Task details:
All entries must be extracted exactly, with nothing added or dropped.

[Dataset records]
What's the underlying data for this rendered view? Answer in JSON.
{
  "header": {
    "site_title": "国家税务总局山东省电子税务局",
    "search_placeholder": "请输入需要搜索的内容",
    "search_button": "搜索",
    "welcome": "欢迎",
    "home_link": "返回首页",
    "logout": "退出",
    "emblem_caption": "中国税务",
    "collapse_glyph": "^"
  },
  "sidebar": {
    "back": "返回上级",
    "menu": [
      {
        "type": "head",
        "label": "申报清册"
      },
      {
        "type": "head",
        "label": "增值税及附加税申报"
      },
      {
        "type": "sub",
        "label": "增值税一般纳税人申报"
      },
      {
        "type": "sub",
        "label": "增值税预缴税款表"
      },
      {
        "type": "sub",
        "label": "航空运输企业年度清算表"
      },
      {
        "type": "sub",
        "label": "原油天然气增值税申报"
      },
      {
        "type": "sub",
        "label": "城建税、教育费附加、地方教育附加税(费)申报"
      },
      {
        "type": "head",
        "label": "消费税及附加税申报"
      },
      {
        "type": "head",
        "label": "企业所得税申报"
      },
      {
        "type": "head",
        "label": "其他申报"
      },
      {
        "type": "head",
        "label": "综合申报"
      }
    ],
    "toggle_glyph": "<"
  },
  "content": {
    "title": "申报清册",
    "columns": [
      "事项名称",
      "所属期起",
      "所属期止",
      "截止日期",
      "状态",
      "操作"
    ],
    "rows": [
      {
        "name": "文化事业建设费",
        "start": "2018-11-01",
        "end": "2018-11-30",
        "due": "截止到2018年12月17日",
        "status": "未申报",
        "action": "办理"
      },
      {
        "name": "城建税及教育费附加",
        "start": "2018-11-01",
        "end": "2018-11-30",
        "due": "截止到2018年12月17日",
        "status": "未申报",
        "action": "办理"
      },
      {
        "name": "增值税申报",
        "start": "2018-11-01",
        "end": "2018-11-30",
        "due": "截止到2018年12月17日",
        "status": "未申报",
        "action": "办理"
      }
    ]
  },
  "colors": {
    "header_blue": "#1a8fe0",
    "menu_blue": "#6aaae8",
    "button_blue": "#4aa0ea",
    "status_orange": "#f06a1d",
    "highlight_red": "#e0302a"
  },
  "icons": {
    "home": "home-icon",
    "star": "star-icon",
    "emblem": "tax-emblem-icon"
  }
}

Final result:
What's the underlying data for this rendered view? Answer in JSON.
{
  "header": {
    "site_title": "国家税务总局山东省电子税务局",
    "search_placeholder": "请输入需要搜索的内容",
    "search_button": "搜索",
    "welcome": "欢迎",
    "home_link": "返回首页",
    "logout": "退出",
    "emblem_caption": "中国税务",
    "collapse_glyph": "^"
  },
  "sidebar": {
    "back": "返回上级",
    "menu": [
      {
        "type": "head",
        "label": "申报清册"
      },
      {
        "type": "head",
        "label": "增值税及附加税申报"
      },
      {
        "type": "sub",
        "label": "增值税一般纳税人申报"
      },
      {
        "type": "sub",
        "label": "增值税预缴税款表"
      },
      {
        "type": "sub",
        "label": "航空运输企业年度清算表"
      },
      {
        "type": "sub",
        "label": "原油天然气增值税申报"
      },
      {
        "type": "sub",
        "label": "城建税、教育费附加、地方教育附加税(费)申报"
      },
      {
        "type": "head",
        "label": "消费税及附加税申报"
      },
      {
        "type": "head",
        "label": "企业所得税申报"
      },
      {
        "type": "head",
        "label": "其他申报"
      },
      {
        "type": "head",
        "label": "综合申报"
      }
    ],
    "toggle_glyph": "<"
  },
  "content": {
    "title": "申报清册",
    "columns": [
      "事项名称",
      "所属期起",
      "所属期止",
      "截止日期",
      "状态",
      "操作"
    ],
    "rows": [
      {
        "name": "文化事业建设费",
        "start": "2018-11-01",
        "end": "2018-11-30",
        "due": "截止到2018年12月17日",
        "status": "未申报",
        "action": "办理"
      },
      {
        "name": "城建税及教育费附加",
        "start": "2018-11-01",
        "end": "2018-11-30",
        "due": "截止到2018年12月17日",
        "status": "未申报",
        "action": "办理"
      },
      {
        "name": "增值税申报",
        "start": "2018-11-01",
        "end": "2018-11-30",
        "due": "截止到2018年12月17日",
        "status": "未申报",
        "action": "办理"
      }
    ]
  },
  "colors": {
    "header_blue": "#1a8fe0",
    "menu_blue": "#6aaae8",
    "button_blue": "#4aa0ea",
    "status_orange": "#f06a1d",
    "highlight_red": "#e0302a"
  },
  "icons": {
    "home": "home-icon",
    "star": "star-icon",
    "emblem": "tax-emblem-icon"
  }
}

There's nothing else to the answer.